**What you will do:**
From the listing below, extract each line containing the string "está".
━━ Given information ━━
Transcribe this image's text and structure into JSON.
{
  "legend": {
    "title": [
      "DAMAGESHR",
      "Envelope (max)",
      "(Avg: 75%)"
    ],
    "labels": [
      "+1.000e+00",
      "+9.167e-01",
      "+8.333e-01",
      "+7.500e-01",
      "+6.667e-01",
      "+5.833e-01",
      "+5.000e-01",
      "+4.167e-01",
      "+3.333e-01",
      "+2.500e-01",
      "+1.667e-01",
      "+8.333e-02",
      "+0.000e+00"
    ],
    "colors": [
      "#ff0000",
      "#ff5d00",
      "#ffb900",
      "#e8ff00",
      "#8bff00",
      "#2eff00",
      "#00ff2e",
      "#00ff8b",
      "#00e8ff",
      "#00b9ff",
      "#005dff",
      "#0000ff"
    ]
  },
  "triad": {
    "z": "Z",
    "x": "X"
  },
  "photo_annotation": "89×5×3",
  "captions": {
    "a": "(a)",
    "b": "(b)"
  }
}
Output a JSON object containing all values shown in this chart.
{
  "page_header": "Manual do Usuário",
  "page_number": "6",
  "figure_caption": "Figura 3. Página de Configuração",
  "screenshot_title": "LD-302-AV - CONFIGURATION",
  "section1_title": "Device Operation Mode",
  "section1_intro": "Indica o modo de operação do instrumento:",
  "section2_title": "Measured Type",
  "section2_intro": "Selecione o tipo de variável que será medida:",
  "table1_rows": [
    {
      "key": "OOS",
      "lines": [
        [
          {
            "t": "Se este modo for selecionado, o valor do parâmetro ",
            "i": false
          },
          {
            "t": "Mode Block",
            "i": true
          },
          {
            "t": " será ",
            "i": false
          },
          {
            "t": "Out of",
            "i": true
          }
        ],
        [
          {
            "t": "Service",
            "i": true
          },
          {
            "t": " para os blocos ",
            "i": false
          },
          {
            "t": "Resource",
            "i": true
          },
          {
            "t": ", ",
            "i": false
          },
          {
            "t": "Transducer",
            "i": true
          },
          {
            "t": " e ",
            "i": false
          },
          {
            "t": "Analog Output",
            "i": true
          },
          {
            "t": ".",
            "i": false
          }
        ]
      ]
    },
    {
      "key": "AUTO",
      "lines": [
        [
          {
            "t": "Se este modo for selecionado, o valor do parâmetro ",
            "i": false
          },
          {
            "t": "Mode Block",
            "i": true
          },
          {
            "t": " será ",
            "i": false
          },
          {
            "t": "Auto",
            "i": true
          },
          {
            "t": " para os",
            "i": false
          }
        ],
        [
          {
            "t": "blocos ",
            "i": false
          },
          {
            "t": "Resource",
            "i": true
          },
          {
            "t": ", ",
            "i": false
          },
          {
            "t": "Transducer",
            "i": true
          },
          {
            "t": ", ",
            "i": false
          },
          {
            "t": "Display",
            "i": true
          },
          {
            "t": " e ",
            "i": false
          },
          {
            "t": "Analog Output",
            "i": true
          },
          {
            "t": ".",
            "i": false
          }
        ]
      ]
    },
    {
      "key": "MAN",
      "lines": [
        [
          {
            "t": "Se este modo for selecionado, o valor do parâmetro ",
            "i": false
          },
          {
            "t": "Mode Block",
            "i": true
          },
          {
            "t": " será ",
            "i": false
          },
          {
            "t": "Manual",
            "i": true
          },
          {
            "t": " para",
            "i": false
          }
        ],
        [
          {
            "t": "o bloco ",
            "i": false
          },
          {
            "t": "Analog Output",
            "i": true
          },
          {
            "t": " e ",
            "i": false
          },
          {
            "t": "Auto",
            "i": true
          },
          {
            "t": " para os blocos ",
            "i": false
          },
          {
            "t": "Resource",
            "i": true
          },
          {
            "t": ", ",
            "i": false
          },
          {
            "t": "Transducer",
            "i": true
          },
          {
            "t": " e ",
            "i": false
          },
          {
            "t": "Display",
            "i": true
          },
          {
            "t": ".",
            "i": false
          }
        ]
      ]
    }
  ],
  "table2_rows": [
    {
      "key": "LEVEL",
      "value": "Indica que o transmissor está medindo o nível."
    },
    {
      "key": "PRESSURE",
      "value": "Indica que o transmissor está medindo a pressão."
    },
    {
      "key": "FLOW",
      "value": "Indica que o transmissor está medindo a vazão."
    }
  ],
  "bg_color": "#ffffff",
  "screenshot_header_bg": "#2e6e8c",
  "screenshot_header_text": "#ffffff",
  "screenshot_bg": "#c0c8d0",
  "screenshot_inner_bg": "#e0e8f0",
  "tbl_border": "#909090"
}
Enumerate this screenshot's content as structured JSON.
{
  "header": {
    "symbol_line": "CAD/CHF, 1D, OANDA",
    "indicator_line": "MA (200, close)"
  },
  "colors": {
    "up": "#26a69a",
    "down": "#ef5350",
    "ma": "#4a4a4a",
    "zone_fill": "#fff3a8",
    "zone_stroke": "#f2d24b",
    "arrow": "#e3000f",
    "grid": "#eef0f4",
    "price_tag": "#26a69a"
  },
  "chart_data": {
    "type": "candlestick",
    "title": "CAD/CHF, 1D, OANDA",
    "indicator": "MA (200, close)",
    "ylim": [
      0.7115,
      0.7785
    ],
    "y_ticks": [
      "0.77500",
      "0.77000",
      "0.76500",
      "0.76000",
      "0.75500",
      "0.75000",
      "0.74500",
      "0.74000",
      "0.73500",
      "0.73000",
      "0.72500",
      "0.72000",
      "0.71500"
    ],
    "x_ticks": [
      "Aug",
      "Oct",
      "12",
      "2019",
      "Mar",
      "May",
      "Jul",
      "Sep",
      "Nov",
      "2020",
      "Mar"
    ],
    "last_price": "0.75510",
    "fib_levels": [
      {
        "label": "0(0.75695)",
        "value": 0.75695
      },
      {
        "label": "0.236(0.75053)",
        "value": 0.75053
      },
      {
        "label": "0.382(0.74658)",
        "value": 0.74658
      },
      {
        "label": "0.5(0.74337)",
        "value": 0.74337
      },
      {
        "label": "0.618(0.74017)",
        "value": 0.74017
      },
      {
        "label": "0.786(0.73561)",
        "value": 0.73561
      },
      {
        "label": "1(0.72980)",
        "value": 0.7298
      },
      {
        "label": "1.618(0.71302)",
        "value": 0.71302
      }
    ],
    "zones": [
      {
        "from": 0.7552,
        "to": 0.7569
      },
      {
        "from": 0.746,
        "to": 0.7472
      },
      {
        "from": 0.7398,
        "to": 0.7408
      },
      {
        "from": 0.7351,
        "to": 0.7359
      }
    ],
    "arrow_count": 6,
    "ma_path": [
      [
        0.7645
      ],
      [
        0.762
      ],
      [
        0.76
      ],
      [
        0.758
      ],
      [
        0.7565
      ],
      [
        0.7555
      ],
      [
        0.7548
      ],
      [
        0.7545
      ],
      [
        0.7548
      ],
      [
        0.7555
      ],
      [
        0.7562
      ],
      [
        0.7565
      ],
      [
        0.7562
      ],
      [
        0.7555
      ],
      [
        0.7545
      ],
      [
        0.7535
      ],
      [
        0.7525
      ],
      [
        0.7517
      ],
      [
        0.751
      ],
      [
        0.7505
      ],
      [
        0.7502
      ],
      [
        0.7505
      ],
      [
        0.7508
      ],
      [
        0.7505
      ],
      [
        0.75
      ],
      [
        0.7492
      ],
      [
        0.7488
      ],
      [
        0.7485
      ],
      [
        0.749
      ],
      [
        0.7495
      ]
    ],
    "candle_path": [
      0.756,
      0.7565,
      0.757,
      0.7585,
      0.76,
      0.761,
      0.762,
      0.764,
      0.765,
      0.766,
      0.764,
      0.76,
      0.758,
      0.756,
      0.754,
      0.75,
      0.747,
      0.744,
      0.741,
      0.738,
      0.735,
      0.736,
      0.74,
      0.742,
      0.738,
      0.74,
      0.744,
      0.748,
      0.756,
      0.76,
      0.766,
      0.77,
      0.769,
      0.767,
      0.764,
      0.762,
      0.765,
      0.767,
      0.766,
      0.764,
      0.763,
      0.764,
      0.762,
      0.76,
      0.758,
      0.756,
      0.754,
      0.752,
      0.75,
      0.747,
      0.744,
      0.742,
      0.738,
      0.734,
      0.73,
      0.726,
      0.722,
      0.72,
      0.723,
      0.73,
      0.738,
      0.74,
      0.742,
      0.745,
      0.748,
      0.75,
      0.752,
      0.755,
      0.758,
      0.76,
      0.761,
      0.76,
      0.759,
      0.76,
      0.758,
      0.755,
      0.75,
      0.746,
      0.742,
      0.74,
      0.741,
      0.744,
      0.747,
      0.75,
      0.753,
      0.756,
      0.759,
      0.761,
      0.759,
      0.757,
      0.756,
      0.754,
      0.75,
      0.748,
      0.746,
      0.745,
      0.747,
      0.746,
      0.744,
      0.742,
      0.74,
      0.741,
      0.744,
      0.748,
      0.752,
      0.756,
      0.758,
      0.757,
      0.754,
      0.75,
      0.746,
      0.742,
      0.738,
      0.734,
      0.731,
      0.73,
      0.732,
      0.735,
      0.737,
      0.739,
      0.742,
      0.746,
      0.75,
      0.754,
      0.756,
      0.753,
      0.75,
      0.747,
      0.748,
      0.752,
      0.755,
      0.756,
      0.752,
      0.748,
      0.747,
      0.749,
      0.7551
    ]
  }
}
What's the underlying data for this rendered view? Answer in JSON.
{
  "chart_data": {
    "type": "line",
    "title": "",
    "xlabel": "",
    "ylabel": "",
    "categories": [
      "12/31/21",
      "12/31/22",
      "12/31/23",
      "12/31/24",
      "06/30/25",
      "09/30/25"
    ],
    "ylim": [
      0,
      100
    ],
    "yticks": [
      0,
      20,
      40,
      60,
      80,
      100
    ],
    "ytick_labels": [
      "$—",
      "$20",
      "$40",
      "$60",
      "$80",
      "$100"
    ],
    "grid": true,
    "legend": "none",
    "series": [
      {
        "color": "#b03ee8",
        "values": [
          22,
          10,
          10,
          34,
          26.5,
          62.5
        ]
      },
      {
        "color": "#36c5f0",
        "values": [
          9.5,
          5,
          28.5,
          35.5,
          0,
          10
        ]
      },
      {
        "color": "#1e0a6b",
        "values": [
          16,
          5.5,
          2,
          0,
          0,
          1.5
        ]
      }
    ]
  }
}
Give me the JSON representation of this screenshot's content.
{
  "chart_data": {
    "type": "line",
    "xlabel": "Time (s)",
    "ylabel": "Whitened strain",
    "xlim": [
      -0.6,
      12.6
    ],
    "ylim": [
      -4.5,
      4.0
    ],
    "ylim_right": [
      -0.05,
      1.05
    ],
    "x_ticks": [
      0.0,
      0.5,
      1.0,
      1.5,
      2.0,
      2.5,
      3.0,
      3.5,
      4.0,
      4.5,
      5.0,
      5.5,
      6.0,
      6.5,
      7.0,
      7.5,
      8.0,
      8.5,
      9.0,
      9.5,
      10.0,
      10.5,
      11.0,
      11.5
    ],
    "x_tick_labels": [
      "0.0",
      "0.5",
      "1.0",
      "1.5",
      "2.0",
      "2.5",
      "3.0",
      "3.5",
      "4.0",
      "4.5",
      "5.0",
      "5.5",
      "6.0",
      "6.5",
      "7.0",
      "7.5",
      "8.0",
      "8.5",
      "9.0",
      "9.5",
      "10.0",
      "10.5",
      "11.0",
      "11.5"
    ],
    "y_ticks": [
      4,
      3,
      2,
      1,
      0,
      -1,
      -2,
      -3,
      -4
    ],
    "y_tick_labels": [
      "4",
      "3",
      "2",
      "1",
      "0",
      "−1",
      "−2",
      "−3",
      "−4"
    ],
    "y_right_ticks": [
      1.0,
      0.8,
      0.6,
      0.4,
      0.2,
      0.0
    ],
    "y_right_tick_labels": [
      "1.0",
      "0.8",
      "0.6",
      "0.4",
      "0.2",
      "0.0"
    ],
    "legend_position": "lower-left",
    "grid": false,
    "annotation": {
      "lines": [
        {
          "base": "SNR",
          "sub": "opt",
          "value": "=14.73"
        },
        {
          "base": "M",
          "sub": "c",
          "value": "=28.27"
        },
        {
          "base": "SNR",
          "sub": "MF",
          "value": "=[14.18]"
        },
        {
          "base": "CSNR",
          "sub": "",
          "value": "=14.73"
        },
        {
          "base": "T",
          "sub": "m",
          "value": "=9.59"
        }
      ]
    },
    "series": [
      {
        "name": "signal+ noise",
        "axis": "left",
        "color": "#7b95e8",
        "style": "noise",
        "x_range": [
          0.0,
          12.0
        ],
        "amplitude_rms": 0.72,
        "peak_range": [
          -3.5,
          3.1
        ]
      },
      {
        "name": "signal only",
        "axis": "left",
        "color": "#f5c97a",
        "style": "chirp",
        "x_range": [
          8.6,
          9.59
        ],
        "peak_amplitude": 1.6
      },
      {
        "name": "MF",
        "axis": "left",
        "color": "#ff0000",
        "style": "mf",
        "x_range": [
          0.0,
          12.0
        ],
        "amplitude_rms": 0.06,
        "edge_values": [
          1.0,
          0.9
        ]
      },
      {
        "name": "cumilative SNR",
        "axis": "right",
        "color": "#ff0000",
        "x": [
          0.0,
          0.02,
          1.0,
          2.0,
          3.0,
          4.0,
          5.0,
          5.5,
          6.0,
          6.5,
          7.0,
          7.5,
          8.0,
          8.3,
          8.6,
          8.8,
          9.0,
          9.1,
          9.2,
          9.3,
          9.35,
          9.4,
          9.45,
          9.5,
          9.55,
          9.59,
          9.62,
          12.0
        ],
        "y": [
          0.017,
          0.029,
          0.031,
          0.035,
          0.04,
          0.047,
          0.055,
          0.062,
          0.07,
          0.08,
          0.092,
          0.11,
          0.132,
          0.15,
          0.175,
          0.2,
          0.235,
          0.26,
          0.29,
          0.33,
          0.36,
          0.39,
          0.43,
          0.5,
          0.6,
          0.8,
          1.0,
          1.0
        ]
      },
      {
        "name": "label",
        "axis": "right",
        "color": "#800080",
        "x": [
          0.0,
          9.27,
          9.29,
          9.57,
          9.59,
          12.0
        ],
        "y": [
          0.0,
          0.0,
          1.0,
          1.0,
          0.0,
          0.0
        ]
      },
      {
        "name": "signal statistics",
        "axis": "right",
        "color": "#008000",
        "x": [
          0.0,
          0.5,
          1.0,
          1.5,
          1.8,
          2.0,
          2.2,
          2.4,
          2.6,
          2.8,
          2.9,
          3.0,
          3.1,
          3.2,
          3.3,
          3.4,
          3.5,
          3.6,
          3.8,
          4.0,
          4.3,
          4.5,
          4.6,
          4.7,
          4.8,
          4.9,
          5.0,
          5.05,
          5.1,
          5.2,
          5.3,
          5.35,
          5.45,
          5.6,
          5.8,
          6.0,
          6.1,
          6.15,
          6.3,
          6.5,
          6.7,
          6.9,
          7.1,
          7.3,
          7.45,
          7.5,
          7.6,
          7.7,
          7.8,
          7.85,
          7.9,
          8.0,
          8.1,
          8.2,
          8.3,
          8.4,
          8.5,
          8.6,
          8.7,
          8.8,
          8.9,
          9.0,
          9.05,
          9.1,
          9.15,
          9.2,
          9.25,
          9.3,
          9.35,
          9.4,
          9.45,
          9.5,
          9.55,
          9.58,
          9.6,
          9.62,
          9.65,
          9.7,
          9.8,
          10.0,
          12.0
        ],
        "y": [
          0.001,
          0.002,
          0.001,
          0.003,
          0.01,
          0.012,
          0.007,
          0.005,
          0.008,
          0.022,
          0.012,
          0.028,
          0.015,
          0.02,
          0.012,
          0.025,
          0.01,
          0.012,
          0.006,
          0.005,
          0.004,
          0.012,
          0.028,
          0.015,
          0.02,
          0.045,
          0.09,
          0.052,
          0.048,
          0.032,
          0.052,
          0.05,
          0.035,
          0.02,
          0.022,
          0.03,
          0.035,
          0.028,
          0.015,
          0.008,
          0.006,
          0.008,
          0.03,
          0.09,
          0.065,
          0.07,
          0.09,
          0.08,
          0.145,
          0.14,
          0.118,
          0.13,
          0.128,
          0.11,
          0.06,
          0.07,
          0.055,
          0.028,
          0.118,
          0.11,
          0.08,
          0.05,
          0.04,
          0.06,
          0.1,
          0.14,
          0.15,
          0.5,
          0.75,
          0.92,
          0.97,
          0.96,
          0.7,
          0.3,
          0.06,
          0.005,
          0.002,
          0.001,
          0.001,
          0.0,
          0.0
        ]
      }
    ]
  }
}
━━━
**Response:**
      "value": "Indica que o transmissor está medindo o nível."
      "value": "Indica que o transmissor está medindo a pressão."
      "value": "Indica que o transmissor está medindo a vazão."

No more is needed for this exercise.